QUOTED TEXT ->
━━━━
C Program for Longest Palindromic Subsequence | DP-12

Last Updated : 28 Jun, 2022

Given a sequence, find the length of the longest palindromic subsequence in it.

longest-palindromic-subsequence

As another example, if the given sequence is “BBABCBCAB”, then the output should be 7 as “BABCBAB” is the longest palindromic subsequence in it. “BBBBB” and “BBCBB” are also palindromic subsequences of the given sequence, but not the longest ones.

1) Optimal Substructure:
Let X[0..n-1] be the input sequence of length n and L(0, n-1) be the length of the longest palindromic subsequence of X[0..n-1].
If last and first characters of X are same, then L(0, n-1) = L(1, n-2) + 2.
Else L(0, n-1) = MAX (L(1, n-1), L(0, n-2)).

Following is a general recursive solution with all cases handled.
━━━━
REQUIREMENTS ->
- 1) Reproduce a passage from the palindromic subsequence article word for word. Begin at the words "Given a sequence, find" and stop after "subsequence of X[0..n-1].".
- 2) In the palindromic subsequence article, which subsequence is named as the longest palindromic subsequence of "BBABCBCAB"?
- 3) Write the next part of the palindromic subsequence article, picking up after its final sentence.

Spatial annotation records
━━━━
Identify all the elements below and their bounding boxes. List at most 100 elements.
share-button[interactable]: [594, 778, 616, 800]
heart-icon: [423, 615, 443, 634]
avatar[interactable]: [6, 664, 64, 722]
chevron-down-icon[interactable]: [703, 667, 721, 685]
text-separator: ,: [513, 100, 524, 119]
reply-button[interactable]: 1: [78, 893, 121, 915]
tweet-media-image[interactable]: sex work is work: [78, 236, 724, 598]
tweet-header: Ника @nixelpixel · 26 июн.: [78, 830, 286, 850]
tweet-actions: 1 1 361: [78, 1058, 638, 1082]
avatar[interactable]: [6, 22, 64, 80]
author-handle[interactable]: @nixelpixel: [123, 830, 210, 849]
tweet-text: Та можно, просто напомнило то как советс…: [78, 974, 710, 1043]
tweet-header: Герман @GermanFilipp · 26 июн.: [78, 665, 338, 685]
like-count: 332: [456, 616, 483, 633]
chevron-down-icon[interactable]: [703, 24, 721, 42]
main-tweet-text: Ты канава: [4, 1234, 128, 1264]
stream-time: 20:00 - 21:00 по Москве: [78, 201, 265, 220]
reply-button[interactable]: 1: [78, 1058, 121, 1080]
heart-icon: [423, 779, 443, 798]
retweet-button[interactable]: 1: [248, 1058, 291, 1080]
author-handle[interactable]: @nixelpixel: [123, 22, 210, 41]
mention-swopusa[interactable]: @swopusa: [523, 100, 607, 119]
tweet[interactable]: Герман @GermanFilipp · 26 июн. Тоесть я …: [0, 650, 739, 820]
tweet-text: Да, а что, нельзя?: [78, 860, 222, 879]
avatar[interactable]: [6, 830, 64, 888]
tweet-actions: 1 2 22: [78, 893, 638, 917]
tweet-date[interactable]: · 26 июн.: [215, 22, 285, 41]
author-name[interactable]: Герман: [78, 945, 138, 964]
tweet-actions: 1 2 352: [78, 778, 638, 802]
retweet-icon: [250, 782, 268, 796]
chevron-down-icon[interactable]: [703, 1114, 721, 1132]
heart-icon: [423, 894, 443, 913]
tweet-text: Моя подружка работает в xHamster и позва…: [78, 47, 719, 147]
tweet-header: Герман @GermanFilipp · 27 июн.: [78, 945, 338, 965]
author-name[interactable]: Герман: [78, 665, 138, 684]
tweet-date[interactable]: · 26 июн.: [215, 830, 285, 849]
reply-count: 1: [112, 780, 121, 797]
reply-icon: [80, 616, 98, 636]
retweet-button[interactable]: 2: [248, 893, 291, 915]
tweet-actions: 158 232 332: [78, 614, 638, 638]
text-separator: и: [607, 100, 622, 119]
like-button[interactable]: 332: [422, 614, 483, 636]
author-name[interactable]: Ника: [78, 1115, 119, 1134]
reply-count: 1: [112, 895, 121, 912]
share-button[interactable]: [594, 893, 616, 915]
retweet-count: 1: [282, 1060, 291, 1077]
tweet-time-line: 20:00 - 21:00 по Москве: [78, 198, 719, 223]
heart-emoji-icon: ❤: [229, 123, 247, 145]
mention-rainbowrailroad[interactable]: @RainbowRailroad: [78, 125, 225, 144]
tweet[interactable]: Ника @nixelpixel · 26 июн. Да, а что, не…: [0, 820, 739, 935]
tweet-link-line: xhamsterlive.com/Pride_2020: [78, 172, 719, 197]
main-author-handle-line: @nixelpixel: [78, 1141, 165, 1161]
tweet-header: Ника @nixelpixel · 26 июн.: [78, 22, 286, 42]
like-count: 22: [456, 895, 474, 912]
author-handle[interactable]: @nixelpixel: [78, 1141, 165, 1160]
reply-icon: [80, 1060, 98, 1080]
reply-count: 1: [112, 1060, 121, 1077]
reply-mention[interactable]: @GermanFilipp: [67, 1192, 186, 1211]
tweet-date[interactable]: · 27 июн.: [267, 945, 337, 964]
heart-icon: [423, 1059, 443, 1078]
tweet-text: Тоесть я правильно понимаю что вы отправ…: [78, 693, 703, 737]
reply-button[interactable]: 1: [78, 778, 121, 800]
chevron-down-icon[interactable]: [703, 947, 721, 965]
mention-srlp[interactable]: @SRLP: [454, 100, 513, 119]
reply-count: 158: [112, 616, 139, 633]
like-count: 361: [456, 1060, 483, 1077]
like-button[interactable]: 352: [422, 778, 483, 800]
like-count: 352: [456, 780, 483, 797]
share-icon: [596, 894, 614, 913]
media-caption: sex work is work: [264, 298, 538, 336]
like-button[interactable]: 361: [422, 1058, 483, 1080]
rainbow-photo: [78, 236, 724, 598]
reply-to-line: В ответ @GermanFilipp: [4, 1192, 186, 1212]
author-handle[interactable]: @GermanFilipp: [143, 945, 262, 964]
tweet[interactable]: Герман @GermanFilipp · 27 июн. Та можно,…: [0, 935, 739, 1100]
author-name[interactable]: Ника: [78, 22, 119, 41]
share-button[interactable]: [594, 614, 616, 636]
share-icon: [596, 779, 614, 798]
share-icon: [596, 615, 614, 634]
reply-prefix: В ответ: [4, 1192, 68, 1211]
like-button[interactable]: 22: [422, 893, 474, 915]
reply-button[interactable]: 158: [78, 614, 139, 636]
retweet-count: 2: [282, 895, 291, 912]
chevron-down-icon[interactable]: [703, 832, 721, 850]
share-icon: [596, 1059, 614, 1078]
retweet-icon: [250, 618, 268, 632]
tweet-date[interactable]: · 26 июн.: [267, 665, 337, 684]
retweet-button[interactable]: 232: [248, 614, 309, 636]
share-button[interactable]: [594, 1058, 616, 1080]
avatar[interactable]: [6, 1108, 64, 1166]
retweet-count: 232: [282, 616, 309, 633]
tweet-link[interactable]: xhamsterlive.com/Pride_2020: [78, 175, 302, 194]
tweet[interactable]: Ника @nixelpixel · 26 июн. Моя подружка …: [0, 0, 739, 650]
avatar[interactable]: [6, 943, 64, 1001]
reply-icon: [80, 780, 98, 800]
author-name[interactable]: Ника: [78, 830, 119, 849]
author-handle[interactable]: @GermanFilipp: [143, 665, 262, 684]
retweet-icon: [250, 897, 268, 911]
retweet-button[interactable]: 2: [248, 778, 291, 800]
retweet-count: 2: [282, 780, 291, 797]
━━━━
TASK-BY-TASK RESULTS ->
- 1)
Given a sequence, find the length of the longest palindromic subsequence in it.

longest-palindromic-subsequence

As another example, if the given sequence is “BBABCBCAB”, then the output should be 7 as “BABCBAB” is the longest palindromic subsequence in it. “BBBBB” and “BBCBB” are also palindromic subsequences of the given sequence, but not the longest ones.

1) Optimal Substructure:
Let X[0..n-1] be the input sequence of length n and L(0, n-1) be the length of the longest palindromic subsequence of X[0..n-1].

- 2) "BABCBAB"

- 3)
C

// C program of above approach
#include <stdio.h>
#include <string.h>
 
// A utility function to get max of two integers
int max(int x, int y) { return (x > y) ? x : y; }
 
// Returns the length of the longest palindromic subsequence in seq
int lps(char* seq, int i, int j)
{
    // Base Case 1: If there is only 1 character
    if (i == j)
        return 1;
 
    // Base Case 2: If there are only 2 characters and both are same
    if (seq[i] == seq[j] && i + 1 == j)
        return 2;
 
    // If the first and last characters match
    if (seq[i] == seq[j])
        return lps(seq, i + 1, j - 1) + 2;
 
    // If the first and last characters do not match
    return max(lps(seq, i, j - 1), lps(seq, i + 1, j));
}
 
/* Driver program to test above functions */
int main()
{
    char seq[] = "GEEKSFORGEEKS";
    int n = strlen(seq);
    printf("The length of the LPS is %d", lps(seq, 0, n - 1));
    getchar();
    return 0;
}

Output:

The length of the LPS is 5

Dynamic Programming Solution

C

// A Dynamic Programming based C program for LPS problem
// Returns the length of the longest palindromic subsequence in seq
#include <stdio.h>
#include <string.h>
 
// A utility function to get max of two integers
int max(int x, int y) { return (x > y) ? x : y; }
 
// Returns the length of the longest palindromic subsequence in seq
int lps(char* str)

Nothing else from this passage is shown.